▶ Material for this task:

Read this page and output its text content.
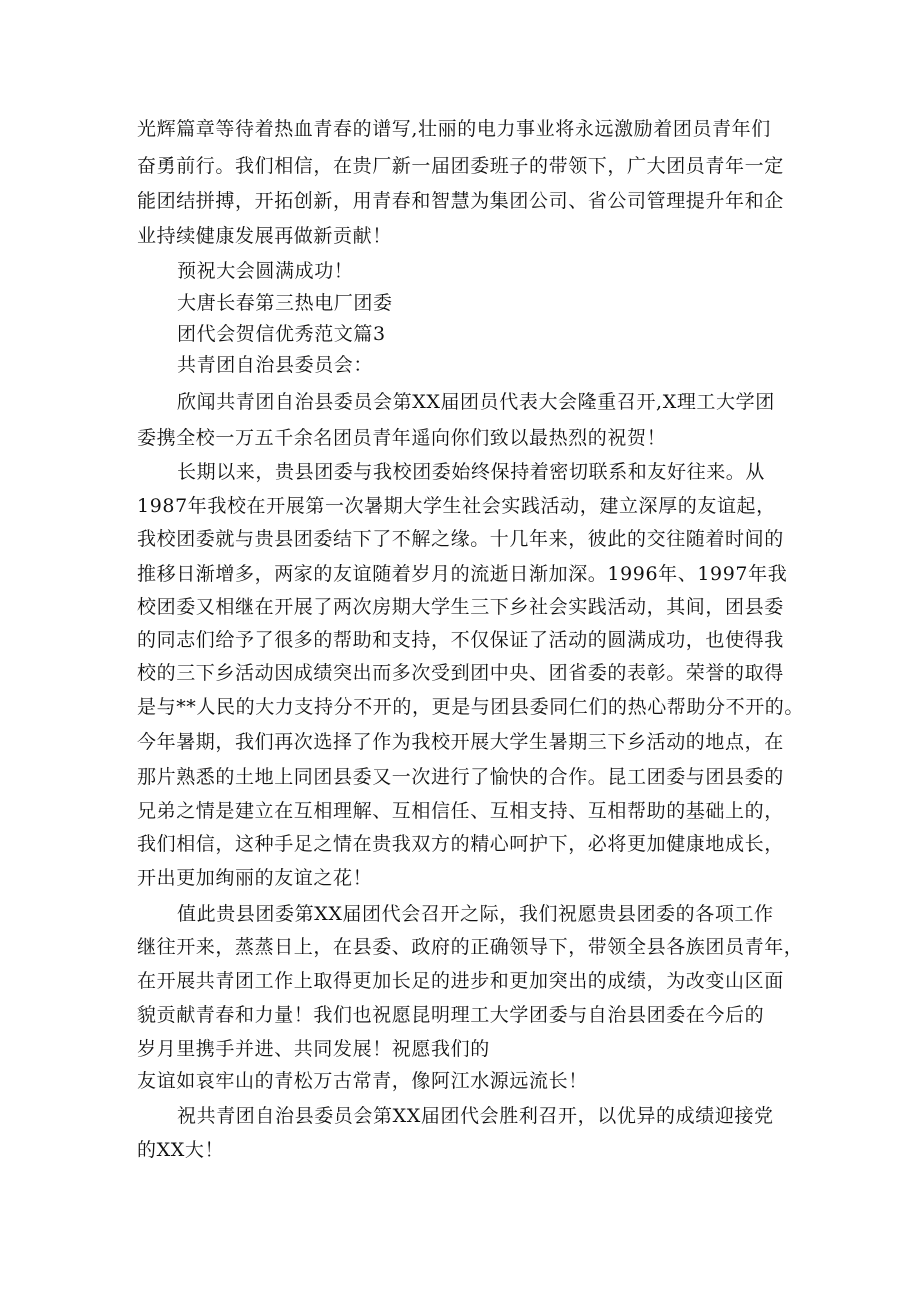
光辉篇章等待着热血青春的谱写,壮丽的电力事业将永远激励着团员青年们
奋勇前行。我们相信，在贵厂新一届团委班子的带领下，广大团员青年一定
能团结拼搏，开拓创新，用青春和智慧为集团公司、省公司管理提升年和企
业持续健康发展再做新贡献！
预祝大会圆满成功！
大唐长春第三热电厂团委
团代会贺信优秀范文篇3
共青团自治县委员会：
欣闻共青团自治县委员会第XX届团员代表大会隆重召开,X理工大学团
委携全校一万五千余名团员青年遥向你们致以最热烈的祝贺！
长期以来，贵县团委与我校团委始终保持着密切联系和友好往来。从
1987年我校在开展第一次暑期大学生社会实践活动，建立深厚的友谊起，
我校团委就与贵县团委结下了不解之缘。十几年来，彼此的交往随着时间的
推移日渐增多，两家的友谊随着岁月的流逝日渐加深。1996年、1997年我
校团委又相继在开展了两次房期大学生三下乡社会实践活动，其间，团县委
的同志们给予了很多的帮助和支持，不仅保证了活动的圆满成功，也使得我
校的三下乡活动因成绩突出而多次受到团中央、团省委的表彰。荣誉的取得
是与**人民的大力支持分不开的，更是与团县委同仁们的热心帮助分不开的。
今年暑期，我们再次选择了作为我校开展大学生暑期三下乡活动的地点，在
那片熟悉的土地上同团县委又一次进行了愉快的合作。昆工团委与团县委的
兄弟之情是建立在互相理解、互相信任、互相支持、互相帮助的基础上的，
我们相信，这种手足之情在贵我双方的精心呵护下，必将更加健康地成长，
开出更加绚丽的友谊之花！
值此贵县团委第XX届团代会召开之际，我们祝愿贵县团委的各项工作
继往开来，蒸蒸日上，在县委、政府的正确领导下，带领全县各族团员青年，
在开展共青团工作上取得更加长足的进步和更加突出的成绩，为改变山区面
貌贡献青春和力量！我们也祝愿昆明理工大学团委与自治县团委在今后的
岁月里携手并进、共同发展！祝愿我们的
友谊如哀牢山的青松万古常青，像阿江水源远流长！
祝共青团自治县委员会第XX届团代会胜利召开，以优异的成绩迎接党
的XX大！
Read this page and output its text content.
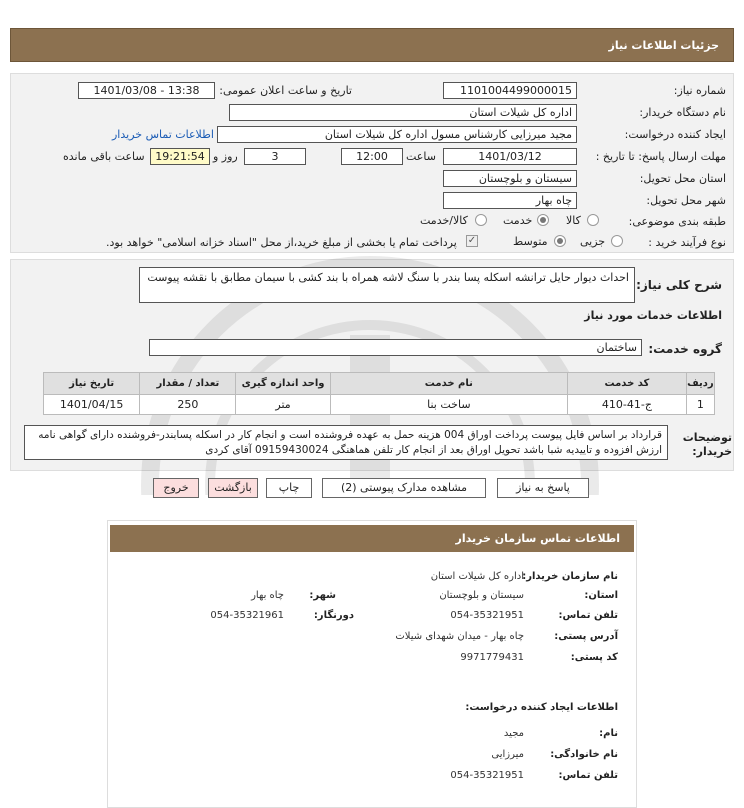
جزئیات اطلاعات نیاز
شماره نیاز:
1101004499000015
تاریخ و ساعت اعلان عمومی:
1401/03/08 - 13:38
نام دستگاه خریدار:
اداره کل شیلات استان
ایجاد کننده درخواست:
مجید میرزایی کارشناس مسول اداره کل شیلات استان
اطلاعات تماس خریدار
مهلت ارسال پاسخ: تا تاریخ :
1401/03/12
ساعت
12:00
3
روز و
19:21:54
ساعت باقی مانده
استان محل تحویل:
سیستان و بلوچستان
شهر محل تحویل:
چاه بهار
طبقه بندی موضوعی:
کالا
خدمت
کالا/خدمت
نوع فرآیند خرید :
جزیی
متوسط
✓
پرداخت تمام یا بخشی از مبلغ خرید،از محل "اسناد خزانه اسلامی" خواهد بود.
شرح کلی نیاز:
احداث دیوار حایل ترانشه اسکله پسا بندر با سنگ لاشه همراه با بند کشی با سیمان مطابق با نقشه پیوست
اطلاعات خدمات مورد نیاز
گروه خدمت:
ساختمان
ردیف	کد خدمت	نام خدمت	واحد اندازه گیری	تعداد / مقدار	تاریخ نیاز
1	ج-41-410	ساخت بنا	متر	250	1401/04/15
توضیحات خریدار:
قرارداد بر اساس فایل پیوست پرداخت اوراق 004 هزینه حمل به عهده فروشنده است و انجام کار در اسکله پسابندر-فروشنده دارای گواهی نامه ارزش افزوده و تاییدیه شبا باشد تحویل اوراق بعد از انجام کار تلفن هماهنگی 09159430024 آقای کردی
پاسخ به نیاز
مشاهده مدارک پیوستی (2)
چاپ
بازگشت
خروج
اطلاعات تماس سازمان خریدار
نام سازمان خریدار:
اداره کل شیلات استان
استان:
سیستان و بلوچستان
شهر:
چاه بهار
تلفن تماس:
054-35321951
دورنگار:
054-35321961
آدرس پستی:
چاه بهار - میدان شهدای شیلات
کد پستی:
9971779431
اطلاعات ایجاد کننده درخواست:
نام:
مجید
نام خانوادگی:
میرزایی
تلفن تماس:
054-35321951
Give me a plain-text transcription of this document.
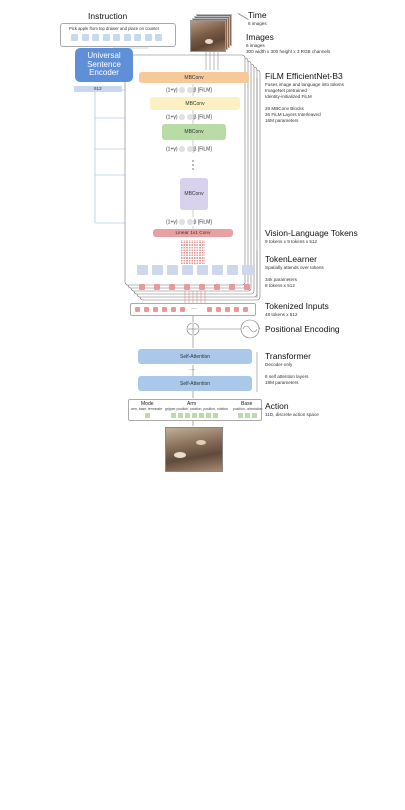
Instruction
Pick apple from top drawer and place on counter
Time
6 images
Images
6 images
300 width x 300 height x 3 RGB channels
Universal Sentence Encoder
512
MBConv
(1+γ)	β [FiLM]
MBConv
(1+γ)	β [FiLM]
MBConv
(1+γ)	β [FiLM]
MBConv
(1+γ)	β [FiLM]
Linear 1x1 Conv
FiLM EfficientNet-B3
Fuses image and language into tokens
ImageNet pretrained
Identity-initialized FiLM
26 MBConv Blocks
26 FiLM Layers Interleaved
16M parameters
Vision-Language Tokens
9 tokens x 9 tokens x 512
TokenLearner
Spatially attends over tokens
34k parameters
8 tokens x 512
···	Tokenized Inputs
48 tokens x 512
Positional Encoding
Self-Attention
···
Self-Attention
Transformer
Decoder-only
8 self attention layers
19M parameters
Mode
arm, base, terminate
Arm
gripper position, rotation, position, rotation
Base
position, orientation Action
11D, discrete action space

▶ What the exercise asks: Go through the listing above and work out how many lines contain the string "پاسخ". Reply with the number alone.

▶ Exercise output: 2